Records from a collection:
____

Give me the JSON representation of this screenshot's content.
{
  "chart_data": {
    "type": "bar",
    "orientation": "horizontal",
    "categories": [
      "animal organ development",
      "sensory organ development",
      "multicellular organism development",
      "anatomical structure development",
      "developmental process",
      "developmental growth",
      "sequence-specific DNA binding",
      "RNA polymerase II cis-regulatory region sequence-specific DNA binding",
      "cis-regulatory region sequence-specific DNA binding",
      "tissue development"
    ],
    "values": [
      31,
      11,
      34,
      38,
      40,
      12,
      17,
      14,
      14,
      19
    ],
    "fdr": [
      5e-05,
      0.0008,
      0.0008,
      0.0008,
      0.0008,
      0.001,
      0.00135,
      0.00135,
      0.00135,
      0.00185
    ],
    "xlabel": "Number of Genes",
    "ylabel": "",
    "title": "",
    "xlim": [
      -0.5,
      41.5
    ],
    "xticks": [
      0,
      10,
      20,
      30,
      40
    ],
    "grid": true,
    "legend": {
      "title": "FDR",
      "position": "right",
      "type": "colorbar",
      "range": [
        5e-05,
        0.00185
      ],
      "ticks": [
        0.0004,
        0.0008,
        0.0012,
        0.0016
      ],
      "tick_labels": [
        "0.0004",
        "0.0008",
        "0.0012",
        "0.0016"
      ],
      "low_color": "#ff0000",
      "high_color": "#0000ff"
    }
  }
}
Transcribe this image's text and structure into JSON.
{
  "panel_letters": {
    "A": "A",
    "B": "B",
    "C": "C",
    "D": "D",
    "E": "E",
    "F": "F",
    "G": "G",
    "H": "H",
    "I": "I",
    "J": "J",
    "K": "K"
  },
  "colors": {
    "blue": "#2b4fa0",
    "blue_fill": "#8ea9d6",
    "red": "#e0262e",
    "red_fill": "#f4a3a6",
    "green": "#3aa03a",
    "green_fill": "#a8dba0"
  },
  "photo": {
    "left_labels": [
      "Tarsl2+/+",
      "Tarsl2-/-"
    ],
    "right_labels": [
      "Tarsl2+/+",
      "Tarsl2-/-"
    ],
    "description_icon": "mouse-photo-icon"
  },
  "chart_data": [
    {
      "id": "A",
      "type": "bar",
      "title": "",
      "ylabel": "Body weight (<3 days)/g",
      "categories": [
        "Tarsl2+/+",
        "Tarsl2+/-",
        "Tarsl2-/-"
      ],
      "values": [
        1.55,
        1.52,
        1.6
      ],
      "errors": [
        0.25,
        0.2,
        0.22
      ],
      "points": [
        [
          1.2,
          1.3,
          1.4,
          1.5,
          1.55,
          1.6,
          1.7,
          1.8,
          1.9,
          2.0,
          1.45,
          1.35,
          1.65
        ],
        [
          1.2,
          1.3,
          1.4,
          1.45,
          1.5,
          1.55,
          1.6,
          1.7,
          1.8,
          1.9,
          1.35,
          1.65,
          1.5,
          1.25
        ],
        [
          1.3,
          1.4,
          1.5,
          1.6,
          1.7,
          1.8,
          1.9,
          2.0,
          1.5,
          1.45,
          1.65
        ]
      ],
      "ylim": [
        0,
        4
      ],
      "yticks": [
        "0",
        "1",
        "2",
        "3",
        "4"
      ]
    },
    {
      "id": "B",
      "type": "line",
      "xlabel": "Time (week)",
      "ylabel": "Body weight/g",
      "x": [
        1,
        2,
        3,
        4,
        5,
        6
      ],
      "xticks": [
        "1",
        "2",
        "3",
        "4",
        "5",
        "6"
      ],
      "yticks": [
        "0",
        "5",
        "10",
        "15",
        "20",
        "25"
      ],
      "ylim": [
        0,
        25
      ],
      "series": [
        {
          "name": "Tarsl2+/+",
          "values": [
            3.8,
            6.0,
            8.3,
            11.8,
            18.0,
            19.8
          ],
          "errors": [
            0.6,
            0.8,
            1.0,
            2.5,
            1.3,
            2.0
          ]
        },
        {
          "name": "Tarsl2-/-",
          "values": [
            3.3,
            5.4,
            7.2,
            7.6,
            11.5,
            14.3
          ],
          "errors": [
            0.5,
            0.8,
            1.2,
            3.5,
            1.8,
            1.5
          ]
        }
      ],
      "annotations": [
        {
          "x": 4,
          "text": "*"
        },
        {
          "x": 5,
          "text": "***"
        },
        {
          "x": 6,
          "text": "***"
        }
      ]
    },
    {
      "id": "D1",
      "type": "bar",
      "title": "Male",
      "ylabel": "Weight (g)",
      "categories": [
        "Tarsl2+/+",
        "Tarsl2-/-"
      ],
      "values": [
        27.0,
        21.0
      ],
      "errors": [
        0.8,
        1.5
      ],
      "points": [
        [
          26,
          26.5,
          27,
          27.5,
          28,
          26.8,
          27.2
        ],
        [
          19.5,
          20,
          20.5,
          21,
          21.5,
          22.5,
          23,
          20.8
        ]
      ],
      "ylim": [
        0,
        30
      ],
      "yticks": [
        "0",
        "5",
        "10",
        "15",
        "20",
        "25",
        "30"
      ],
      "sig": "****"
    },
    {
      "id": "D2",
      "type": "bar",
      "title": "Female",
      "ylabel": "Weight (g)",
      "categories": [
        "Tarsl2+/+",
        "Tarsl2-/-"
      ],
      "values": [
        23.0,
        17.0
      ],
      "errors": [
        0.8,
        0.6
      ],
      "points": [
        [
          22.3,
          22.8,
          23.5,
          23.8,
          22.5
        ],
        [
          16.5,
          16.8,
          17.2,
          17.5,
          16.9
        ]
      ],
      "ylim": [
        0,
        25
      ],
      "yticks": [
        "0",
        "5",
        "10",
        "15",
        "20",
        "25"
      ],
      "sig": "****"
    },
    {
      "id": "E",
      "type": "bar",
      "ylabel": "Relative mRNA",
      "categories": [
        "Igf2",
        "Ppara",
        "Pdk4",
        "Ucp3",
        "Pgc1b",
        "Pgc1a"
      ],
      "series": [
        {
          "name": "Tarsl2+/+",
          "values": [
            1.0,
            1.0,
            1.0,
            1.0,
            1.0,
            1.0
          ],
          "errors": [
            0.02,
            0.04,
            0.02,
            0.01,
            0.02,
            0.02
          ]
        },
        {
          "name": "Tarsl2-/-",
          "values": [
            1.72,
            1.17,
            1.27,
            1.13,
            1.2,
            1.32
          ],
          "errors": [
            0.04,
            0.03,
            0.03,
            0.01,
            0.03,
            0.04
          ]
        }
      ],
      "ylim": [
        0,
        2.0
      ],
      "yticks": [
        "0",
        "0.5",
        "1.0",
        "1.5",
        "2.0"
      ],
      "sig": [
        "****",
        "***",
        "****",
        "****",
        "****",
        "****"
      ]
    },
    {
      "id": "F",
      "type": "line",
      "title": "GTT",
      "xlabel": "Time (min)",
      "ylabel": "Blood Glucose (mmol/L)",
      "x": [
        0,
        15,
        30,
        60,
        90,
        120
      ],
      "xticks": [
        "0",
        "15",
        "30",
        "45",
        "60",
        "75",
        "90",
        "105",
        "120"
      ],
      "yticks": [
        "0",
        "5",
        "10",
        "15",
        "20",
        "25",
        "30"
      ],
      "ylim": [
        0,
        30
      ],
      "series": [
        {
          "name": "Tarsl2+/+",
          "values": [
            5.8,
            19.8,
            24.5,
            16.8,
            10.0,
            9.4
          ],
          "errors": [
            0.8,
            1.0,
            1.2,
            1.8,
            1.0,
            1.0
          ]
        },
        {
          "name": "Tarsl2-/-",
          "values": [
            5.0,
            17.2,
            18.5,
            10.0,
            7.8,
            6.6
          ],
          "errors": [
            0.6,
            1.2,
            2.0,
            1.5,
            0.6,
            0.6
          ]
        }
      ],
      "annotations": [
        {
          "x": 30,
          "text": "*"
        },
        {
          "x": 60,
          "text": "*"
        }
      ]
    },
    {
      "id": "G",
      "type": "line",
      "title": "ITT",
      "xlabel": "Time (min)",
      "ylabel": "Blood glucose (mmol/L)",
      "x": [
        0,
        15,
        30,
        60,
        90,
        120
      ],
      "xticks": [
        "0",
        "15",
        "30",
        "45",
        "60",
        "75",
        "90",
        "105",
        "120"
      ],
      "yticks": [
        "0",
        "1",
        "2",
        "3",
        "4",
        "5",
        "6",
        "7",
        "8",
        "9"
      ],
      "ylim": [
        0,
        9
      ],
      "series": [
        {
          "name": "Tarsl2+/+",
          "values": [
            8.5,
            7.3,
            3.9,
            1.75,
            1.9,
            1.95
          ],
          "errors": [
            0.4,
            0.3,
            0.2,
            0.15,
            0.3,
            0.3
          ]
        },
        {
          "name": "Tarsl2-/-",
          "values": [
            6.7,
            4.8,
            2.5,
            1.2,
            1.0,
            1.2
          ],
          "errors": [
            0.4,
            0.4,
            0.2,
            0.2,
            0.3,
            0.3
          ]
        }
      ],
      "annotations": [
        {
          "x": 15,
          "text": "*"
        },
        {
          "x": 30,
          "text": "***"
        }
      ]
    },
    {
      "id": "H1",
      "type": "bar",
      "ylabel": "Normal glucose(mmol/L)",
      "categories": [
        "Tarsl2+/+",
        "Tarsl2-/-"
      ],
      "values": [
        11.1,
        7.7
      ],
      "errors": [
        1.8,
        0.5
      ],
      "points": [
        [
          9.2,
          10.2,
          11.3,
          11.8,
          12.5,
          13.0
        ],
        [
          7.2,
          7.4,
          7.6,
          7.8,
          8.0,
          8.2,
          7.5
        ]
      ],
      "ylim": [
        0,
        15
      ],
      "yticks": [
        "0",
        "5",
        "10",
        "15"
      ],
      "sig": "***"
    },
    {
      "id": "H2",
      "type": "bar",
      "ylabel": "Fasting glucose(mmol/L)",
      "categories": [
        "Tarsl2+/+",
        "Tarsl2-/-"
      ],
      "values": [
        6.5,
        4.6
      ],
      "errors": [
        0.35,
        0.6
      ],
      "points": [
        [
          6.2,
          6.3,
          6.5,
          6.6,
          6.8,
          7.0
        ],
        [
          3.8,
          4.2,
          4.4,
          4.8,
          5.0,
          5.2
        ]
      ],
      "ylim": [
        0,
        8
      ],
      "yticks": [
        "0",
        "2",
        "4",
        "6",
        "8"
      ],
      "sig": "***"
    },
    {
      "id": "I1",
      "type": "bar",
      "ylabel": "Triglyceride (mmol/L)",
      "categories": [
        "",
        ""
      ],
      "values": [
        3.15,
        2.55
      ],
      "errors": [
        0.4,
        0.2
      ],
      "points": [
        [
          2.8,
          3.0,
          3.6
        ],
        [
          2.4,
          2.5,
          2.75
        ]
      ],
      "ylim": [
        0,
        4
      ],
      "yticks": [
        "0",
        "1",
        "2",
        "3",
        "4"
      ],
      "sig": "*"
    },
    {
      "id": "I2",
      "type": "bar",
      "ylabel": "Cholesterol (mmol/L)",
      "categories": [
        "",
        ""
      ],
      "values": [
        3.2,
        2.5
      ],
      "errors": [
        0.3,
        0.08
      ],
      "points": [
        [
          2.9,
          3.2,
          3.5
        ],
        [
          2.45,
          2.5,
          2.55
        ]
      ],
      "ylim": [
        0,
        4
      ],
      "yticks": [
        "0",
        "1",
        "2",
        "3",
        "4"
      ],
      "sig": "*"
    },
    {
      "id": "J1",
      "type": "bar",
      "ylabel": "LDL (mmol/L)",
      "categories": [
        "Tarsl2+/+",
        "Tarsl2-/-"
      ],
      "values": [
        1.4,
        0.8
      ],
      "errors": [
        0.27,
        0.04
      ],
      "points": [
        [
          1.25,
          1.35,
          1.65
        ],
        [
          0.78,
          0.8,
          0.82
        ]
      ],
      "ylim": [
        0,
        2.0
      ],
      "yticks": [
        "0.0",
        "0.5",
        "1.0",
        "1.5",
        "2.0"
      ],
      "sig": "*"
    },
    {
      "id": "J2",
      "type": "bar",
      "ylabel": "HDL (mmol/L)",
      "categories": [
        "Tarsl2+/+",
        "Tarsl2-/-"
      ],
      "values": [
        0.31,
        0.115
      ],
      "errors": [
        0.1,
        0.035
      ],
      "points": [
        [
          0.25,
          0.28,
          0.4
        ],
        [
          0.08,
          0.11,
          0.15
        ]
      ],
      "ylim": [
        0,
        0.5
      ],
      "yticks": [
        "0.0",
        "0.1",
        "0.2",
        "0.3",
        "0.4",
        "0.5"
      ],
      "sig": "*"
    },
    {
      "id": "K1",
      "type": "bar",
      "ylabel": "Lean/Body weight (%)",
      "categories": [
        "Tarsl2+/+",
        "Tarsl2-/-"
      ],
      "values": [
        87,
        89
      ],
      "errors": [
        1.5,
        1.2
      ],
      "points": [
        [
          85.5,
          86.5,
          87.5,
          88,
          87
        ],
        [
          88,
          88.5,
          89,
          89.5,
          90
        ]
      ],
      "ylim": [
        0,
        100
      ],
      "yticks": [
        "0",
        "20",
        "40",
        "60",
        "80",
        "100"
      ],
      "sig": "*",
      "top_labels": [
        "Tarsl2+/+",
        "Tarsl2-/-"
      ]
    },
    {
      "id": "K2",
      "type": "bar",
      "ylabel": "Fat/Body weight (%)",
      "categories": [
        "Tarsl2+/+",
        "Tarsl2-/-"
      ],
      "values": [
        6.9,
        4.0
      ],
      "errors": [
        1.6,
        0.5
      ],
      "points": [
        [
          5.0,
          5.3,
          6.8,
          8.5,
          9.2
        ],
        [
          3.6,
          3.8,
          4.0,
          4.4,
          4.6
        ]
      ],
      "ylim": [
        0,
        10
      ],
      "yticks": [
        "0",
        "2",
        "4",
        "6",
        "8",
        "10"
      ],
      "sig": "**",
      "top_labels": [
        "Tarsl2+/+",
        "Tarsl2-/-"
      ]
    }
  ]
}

____

EXERCISE GOAL:
Report the number of lines above that contain the word "sequence", and only that number.

ANSWER AREA:
3